PAGE EXCERPT:
⟨

Have you noticed that everything online feels like it’s dialed up to eleven lately?
The calm, reasonable takes barely get a ripple. But the second someone screams that the world is ending or that we’re all about to be trillionaires – boom, millions of views. It’s not an accident. It’s the game now.
I recently sat through a conversation with Nuseir Yassin – the guy behind Nas Daily – at a crypto creator event in Lisbon, and he cut straight through the noise with a truth that’s uncomfortable but impossible to ignore: social media rewards extremes, and creators are just giving the algorithm what it’s hungry for.
The Algorithm Doesn’t Care About Nuance
Let’s be honest – nobody is doom-scrolling at 2 a.m. looking for a measured, 12-minute video titled “The Economy Is… Complicated.”
We say we want depth, but our thumbs betray us every single time.
“People don’t want to hear about someone with a 9-to-5 job. They want the guy who never works – or the one who works 100 hours a week and still finds time to mine Bitcoin with a nuclear reactor in his basement.”
– Nuseir Yassin, paraphrased from the Lisbon interview
He’s not wrong. The tallest man in the world, the shortest woman, the teenager who turned $300 into $30 million on a memecoin, the trader who lost everything shorting Bitcoin at 90k – those are the stories that stop the scroll.
Average height? Average portfolio? Average life? Invisible.
Why Extremes Win the Attention War
It’s basic human wiring meeting ruthless algorithmic incentives.
- Extreme content triggers stronger emotional responses
- Strong emotions = longer watch time = more ad revenue
- More revenue = platform pushes that content harder
- Creators see the numbers and lean in harder
- Cycle accelerates
In my experience covering this space for years, I’ve watched perfectly reasonable creators slowly crank the volume. One day they’re doing calm market analysis. Six months later they’re shirtless, screaming about the coming financial collapse while zooming in on candlestick charts with a green laser pointer. And their channel triples in size.
The quiet ones? Most of them are gone now.
When Facts Meet Flash: Where Most Creators Draw the Line (Or Don’t)

⟩

DATASET ROWS:
⟨

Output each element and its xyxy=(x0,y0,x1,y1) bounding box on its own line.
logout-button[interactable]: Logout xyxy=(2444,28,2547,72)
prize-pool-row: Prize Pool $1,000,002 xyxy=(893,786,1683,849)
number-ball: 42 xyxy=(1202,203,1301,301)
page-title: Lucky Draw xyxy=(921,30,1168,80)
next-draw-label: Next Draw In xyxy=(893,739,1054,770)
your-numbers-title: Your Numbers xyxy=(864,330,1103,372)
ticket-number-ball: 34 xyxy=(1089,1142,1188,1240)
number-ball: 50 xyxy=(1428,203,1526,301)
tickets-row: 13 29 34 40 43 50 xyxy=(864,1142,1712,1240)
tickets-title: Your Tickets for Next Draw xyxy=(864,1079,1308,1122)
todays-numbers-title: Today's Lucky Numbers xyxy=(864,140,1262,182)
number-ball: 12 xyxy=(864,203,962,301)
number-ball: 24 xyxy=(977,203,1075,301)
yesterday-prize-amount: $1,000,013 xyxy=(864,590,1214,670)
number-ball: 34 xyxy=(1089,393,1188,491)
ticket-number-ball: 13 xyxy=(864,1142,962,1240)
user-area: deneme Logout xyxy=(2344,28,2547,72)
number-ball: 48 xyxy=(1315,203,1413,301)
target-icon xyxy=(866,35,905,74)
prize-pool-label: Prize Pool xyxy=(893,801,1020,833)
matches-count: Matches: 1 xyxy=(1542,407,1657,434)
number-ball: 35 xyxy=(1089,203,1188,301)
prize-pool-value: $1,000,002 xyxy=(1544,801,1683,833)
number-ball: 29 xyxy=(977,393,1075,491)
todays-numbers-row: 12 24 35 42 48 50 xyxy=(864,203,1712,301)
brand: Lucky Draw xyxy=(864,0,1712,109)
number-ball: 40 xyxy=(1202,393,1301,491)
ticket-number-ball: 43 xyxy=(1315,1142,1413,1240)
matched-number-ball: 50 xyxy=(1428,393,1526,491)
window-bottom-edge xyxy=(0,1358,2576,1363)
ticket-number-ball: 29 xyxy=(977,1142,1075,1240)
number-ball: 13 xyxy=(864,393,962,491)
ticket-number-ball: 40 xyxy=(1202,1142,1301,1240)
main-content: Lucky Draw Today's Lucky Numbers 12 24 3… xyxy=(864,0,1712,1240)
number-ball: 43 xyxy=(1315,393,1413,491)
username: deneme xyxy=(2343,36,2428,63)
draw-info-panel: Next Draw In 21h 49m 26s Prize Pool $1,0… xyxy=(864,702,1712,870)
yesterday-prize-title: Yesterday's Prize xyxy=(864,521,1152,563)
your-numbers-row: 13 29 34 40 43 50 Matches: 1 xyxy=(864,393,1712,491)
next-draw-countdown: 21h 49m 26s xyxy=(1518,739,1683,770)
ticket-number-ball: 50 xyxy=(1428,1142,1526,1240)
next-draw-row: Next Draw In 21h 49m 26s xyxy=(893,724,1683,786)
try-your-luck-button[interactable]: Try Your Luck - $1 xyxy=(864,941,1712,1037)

⟩

GOAL OF THE EXERCISE: Extend the article on how social media rewards extreme content, picking up after its final heading.

REPLY TO THE TASK:
Yassin actually pushes back on the “say anything for views” crowd. His rule is simple: the extreme claim has to be verifiably true.
You can make the flashiest video in the world about the tallest building, the richest teenager, the most profitable trading bot – but the underlying fact better check out. That’s the part that still takes real work.
Unfortunately, a lot of creators discovered that fact-checking is optional when the algorithm pays the same either way.
Crypto: The Perfect Playground for Extremes
If you want to see this dynamic on steroids, look no further than crypto Twitter in 2025.
We went from “have fun staying poor” to full-blown apocalyptic religious warfare in under five years. One side is building generational wealth before age 25. The other side is apparently ushering in the mark of the beast. There is no middle ground anymore.
And the coins that win? The ones with the most unhinged, memeable narratives.
A dog coin can hit a $40 billion market cap literally because people think it’s funny. A privacy coin can 10x because a few respected thinkers quietly suggest the world might be heading toward wealth confiscation.
Both are extreme stories. Both move markets now.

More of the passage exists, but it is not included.